# Work request
Set down the passage of the obesity and stem cell text from "Figure 1. Treatment" to "experimental condition, ***p<0.001." word for word.

Obesity affects the size, function and inflammatory state of WATs and, as a consequence, alters the stem cell niches present in these tissues. These changes induce remodeling of the stem cells present in the niches. In particular, mesenchymal stromal cells (MSCs) could modify their biological properties. This phenomenon may have profound consequences for health given the role of MSCs in bone, cartilage and fat tissue regeneration and in the body’s homeostasis.
MSCs are a heterogeneous population containing stromal cells, progenitor cells, fibroblasts and stem cells. MSCs have been isolated from the stromal component of several tissues and organs, such as bone marrow, adipose tissue, cord blood and dental pulp . Stem cells present in MSC population are able to differentiate among adipocytes, chondrocytes, osteocytes and other mesodermal derivatives. MSCs contribute to the homeostatic maintenance of many organs through secretion of many cytokines and growth factors, which exert paracrine and autocrine functions .
In this scenario, we aimed to evaluate how obesity may affect the in vitro biological functions of MSCs derived by sWAT, vWAT and bone marrow. We focused our attention on senescence phenomena associated with obesity status. Some studies have addressed the effect of obesity on senescence. There is a recent finding showing that bone marrow derived MSCs from obese individuals are prone to senescence . Other studies, evidenced that adipose tissue may undergo senescence phenomena . Nevertheless, a comparative study on senescence phenomena in MSCs obtained from different sources is still lacking [12–15].
In obese mice, the visceral fat- and bone marrow-derived MSCs showed a reduction in proliferation rate and an increase in senescence
The high-fat diet (HFD) induced a significant increase in mice weight (Figure 1A), with the presence of abundant vWAT depots. As reported, HFD treatment caused hyperglycemia as determined by blood glucose measurement (Figure 1B). We isolated and cultivated MSCs from BM, sWAT and vWAT of obese and normal mice and determined their in vitro properties. We verified by flow cytometry that MSCs expressed the surface antigens CD73, CD90 and CD105 and were negative for CD45, CD31 (Supplementary Figure 1) .
Figure 1. Treatment of mice with HFD. (A) The graph shows the weight of six mice fed with HFD and other six ones with ND for 10 weeks. Data are shown with standard deviation (SD) n=6 animals for each experimental condition, *p<0.05, **p<0.01, ***p<0.001. (B) The graph shows the mean blood glucose levels determined in mice at the end of treatment with either HFD or ND. Data are shown with standard deviation (SD) n=6 animals for each experimental condition, ***p<0.001.

Stored data
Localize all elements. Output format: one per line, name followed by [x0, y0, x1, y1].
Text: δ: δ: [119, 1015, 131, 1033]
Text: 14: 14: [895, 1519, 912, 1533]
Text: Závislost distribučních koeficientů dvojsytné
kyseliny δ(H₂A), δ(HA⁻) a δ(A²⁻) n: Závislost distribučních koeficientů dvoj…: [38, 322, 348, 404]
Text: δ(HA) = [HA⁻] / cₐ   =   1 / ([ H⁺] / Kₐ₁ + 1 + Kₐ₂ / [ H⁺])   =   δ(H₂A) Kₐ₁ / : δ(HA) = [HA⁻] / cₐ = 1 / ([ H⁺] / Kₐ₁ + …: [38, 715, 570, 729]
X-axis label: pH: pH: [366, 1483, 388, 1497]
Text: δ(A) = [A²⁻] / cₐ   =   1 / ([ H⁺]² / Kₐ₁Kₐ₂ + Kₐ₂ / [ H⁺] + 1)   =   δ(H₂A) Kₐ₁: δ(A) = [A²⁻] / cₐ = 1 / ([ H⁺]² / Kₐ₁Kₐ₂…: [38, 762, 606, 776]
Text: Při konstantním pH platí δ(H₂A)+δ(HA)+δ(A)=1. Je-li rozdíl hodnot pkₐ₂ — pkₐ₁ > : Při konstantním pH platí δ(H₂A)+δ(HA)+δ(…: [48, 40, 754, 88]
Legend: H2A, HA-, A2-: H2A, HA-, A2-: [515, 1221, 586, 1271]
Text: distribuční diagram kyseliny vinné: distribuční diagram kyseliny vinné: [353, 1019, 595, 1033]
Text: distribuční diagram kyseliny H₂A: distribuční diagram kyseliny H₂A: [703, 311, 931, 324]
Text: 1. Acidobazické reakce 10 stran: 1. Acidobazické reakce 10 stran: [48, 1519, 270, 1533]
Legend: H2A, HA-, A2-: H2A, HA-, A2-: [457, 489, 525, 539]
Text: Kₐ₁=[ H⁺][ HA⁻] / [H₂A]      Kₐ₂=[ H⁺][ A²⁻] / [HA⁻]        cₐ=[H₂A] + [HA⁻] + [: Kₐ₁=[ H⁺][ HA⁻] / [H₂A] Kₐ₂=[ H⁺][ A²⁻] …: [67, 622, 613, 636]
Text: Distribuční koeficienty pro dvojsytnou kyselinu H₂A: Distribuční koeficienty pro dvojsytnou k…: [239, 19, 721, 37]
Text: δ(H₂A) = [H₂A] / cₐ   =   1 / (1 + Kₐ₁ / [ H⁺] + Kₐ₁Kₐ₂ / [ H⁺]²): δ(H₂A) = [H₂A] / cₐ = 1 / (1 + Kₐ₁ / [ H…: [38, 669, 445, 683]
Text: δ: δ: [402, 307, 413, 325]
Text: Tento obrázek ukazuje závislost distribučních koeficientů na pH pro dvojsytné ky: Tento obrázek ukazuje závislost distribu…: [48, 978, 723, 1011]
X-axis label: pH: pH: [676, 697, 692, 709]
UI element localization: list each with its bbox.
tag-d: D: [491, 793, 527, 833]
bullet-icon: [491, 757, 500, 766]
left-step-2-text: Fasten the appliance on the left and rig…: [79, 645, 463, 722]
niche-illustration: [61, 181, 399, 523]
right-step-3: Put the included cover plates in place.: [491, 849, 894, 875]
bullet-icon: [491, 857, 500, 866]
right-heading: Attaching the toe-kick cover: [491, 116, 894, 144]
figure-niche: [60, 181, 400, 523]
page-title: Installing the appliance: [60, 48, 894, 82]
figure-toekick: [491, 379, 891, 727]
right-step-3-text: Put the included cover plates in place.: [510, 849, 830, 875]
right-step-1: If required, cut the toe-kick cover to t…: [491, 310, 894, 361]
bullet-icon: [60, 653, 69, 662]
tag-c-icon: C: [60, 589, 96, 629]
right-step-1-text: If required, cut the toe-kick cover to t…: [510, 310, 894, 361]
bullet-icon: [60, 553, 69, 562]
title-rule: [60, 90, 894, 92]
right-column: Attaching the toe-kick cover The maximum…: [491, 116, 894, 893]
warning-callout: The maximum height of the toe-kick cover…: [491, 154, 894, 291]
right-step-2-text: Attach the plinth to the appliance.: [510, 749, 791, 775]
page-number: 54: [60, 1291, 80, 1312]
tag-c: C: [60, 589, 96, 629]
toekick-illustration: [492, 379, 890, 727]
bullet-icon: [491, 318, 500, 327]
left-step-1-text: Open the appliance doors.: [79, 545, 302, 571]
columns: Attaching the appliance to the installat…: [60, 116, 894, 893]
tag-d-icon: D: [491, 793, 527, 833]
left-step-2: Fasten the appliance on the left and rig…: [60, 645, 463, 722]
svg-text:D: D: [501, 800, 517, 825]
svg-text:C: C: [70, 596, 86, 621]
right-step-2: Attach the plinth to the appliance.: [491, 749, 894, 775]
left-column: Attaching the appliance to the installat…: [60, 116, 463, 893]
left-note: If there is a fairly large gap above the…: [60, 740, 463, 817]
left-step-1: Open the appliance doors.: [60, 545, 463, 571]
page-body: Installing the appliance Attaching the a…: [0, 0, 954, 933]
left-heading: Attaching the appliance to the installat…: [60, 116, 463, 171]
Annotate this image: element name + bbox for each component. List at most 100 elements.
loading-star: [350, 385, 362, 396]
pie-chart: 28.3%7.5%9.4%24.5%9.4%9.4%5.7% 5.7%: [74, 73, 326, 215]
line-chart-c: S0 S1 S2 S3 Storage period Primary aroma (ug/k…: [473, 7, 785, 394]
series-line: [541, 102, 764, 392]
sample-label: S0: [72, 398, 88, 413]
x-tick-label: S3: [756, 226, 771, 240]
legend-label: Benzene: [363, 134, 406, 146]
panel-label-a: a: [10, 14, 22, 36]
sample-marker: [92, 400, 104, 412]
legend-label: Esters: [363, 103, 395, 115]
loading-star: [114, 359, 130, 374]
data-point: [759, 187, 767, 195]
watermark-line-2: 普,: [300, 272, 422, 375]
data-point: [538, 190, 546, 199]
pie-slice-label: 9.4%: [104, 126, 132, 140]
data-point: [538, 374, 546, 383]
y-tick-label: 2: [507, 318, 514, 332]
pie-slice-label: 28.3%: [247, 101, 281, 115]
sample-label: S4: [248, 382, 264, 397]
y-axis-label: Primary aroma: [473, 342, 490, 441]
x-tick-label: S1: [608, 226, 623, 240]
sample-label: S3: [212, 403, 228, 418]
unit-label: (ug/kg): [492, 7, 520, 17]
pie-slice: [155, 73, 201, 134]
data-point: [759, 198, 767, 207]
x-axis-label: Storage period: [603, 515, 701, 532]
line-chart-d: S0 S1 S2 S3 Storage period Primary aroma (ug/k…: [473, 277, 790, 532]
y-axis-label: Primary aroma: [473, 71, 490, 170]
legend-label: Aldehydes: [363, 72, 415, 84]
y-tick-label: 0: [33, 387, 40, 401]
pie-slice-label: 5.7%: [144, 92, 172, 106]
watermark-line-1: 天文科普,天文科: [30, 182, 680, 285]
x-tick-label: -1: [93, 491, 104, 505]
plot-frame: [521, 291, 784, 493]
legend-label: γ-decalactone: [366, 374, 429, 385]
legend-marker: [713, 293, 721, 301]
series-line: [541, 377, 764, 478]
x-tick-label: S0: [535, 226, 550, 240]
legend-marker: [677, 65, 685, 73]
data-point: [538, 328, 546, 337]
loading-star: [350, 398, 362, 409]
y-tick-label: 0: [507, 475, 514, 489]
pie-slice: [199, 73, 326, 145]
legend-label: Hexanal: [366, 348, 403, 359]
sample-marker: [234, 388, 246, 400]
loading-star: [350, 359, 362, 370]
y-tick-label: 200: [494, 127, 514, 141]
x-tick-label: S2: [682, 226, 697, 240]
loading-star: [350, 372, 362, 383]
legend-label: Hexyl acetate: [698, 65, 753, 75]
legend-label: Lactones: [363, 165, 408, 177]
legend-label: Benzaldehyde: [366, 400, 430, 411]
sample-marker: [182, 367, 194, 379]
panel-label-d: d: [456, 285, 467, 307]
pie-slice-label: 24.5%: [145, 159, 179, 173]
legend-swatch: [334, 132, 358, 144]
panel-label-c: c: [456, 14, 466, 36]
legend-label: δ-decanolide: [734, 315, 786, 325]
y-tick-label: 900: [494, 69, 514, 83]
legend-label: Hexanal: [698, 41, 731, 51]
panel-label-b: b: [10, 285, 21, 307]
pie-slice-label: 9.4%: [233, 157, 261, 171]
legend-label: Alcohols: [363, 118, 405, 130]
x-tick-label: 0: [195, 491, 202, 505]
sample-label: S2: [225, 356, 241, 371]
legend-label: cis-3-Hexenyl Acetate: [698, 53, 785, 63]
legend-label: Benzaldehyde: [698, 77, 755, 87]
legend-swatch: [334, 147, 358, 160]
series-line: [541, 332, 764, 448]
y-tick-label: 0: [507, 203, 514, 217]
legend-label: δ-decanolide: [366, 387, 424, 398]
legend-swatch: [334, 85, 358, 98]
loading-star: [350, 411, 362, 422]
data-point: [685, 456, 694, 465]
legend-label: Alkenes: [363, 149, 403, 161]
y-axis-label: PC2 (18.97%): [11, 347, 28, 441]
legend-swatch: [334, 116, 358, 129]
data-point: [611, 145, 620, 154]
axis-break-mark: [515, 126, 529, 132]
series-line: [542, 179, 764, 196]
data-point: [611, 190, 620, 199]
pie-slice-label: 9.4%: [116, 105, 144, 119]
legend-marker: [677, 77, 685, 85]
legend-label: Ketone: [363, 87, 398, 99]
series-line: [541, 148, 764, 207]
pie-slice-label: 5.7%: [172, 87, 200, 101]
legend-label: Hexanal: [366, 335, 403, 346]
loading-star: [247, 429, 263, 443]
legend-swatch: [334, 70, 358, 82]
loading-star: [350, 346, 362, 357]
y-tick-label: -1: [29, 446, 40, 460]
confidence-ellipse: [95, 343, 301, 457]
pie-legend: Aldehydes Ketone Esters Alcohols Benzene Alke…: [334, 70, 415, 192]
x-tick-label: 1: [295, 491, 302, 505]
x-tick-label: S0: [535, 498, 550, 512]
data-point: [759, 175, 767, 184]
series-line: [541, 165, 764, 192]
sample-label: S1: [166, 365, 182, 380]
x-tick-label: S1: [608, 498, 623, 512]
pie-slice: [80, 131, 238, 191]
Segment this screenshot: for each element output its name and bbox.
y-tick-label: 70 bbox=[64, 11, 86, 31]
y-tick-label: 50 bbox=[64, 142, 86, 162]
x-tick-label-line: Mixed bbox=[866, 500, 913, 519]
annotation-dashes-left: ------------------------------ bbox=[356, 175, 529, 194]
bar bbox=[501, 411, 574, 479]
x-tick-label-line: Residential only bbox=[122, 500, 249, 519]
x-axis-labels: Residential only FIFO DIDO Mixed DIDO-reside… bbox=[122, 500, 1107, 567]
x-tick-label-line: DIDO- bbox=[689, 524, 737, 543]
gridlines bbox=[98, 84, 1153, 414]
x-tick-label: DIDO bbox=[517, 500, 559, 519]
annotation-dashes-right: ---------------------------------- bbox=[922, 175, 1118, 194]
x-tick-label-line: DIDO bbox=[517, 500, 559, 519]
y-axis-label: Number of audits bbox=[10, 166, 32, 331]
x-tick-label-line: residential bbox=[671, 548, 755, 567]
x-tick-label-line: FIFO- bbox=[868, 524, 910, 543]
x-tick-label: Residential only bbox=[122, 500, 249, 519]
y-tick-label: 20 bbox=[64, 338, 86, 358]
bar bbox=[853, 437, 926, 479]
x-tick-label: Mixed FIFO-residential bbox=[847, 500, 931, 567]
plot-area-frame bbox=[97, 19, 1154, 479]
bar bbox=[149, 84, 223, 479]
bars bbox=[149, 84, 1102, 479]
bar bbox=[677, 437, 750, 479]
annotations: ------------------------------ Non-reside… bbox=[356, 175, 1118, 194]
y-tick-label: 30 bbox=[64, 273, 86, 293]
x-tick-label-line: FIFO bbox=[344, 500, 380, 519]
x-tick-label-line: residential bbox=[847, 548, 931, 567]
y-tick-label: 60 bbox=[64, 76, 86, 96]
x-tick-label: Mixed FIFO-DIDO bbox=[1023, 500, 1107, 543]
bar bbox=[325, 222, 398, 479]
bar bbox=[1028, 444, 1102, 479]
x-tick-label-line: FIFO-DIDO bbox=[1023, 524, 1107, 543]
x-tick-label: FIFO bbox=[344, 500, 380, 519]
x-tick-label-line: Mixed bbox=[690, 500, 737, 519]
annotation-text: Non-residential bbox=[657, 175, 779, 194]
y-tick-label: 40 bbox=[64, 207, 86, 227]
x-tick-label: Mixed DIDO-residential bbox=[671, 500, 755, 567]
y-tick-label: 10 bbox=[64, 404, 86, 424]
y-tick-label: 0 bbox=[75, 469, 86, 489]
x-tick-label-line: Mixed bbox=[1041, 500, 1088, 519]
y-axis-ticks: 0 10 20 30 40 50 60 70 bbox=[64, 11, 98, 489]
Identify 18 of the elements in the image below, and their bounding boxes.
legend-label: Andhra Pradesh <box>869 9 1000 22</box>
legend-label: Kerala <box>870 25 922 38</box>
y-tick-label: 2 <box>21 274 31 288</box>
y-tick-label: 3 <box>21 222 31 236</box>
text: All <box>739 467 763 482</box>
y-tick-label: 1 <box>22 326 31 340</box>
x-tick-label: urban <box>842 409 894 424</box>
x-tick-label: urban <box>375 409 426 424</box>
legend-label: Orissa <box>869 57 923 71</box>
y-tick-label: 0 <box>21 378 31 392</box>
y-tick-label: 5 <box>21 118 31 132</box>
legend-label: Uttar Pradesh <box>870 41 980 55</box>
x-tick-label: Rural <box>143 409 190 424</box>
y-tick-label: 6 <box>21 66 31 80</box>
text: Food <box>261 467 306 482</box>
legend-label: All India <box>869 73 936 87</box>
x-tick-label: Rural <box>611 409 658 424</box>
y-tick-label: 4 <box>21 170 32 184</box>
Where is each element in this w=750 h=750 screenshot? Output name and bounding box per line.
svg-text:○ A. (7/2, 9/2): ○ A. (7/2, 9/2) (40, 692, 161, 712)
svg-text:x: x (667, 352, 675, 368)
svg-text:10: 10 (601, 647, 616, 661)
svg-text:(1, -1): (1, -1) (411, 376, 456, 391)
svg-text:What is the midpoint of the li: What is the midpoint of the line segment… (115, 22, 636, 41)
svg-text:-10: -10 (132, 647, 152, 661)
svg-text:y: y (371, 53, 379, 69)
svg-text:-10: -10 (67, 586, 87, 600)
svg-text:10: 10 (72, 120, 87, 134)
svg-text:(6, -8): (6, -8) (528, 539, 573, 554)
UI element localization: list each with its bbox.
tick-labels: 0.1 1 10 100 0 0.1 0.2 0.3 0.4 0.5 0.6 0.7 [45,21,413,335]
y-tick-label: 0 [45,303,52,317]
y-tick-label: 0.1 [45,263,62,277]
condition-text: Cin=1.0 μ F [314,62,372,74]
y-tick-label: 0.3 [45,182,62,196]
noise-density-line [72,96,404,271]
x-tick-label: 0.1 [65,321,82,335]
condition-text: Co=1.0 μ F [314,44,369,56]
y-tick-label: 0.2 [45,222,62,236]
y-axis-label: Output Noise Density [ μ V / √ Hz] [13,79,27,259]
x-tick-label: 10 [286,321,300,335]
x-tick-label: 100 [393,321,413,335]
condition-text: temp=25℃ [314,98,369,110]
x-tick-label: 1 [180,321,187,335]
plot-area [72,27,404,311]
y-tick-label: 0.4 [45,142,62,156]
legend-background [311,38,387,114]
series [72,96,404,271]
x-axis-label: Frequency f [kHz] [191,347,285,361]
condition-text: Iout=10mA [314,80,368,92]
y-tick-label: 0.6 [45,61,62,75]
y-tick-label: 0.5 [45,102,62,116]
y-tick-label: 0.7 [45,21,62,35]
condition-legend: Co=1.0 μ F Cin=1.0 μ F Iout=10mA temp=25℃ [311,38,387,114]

# Response
Figure 1. Treatment of mice with HFD. (A) The graph shows the weight of six mice fed with HFD and other six ones with ND for 10 weeks. Data are shown with standard deviation (SD) n=6 animals for each experimental condition, *p<0.05, **p<0.01, ***p<0.001. (B) The graph shows the mean blood glucose levels determined in mice at the end of treatment with either HFD or ND. Data are shown with standard deviation (SD) n=6 animals for each experimental condition, ***p<0.001.